Requirement: Extract every line that contains the word "Laden".

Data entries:
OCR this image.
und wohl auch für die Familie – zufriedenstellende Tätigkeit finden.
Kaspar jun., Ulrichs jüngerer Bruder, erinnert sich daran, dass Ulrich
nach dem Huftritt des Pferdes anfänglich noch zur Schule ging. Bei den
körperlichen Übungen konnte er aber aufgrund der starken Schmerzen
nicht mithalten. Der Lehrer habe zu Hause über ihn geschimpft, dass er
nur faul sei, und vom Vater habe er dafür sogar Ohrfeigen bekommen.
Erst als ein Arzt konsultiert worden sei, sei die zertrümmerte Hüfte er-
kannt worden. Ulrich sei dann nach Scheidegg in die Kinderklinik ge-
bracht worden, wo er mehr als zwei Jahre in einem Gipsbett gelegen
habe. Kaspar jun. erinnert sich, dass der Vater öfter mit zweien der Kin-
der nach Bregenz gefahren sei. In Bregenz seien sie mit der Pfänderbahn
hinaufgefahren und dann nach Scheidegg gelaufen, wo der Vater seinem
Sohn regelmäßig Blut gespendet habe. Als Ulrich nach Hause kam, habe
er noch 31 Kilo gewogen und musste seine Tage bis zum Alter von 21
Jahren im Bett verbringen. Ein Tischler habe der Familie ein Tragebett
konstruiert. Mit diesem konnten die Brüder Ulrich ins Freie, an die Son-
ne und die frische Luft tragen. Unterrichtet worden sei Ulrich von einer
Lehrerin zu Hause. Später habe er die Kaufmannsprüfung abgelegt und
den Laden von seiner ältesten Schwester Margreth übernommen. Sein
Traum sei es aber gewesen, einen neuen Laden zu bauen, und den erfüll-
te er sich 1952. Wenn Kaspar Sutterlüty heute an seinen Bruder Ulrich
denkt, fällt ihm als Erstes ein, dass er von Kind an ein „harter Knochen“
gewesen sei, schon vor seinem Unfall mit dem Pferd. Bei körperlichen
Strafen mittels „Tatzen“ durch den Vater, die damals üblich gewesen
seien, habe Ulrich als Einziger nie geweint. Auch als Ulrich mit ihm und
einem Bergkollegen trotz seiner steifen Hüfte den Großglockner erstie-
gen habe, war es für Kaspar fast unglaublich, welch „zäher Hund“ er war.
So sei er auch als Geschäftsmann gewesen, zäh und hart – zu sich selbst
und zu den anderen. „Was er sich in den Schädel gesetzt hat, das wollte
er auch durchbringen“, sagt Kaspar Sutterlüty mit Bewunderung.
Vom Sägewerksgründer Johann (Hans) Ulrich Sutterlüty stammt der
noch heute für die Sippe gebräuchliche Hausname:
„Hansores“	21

Output of the task:
den Laden von seiner ältesten Schwester Margreth übernommen. Sein
Traum sei es aber gewesen, einen neuen Laden zu bauen, und den erfüll-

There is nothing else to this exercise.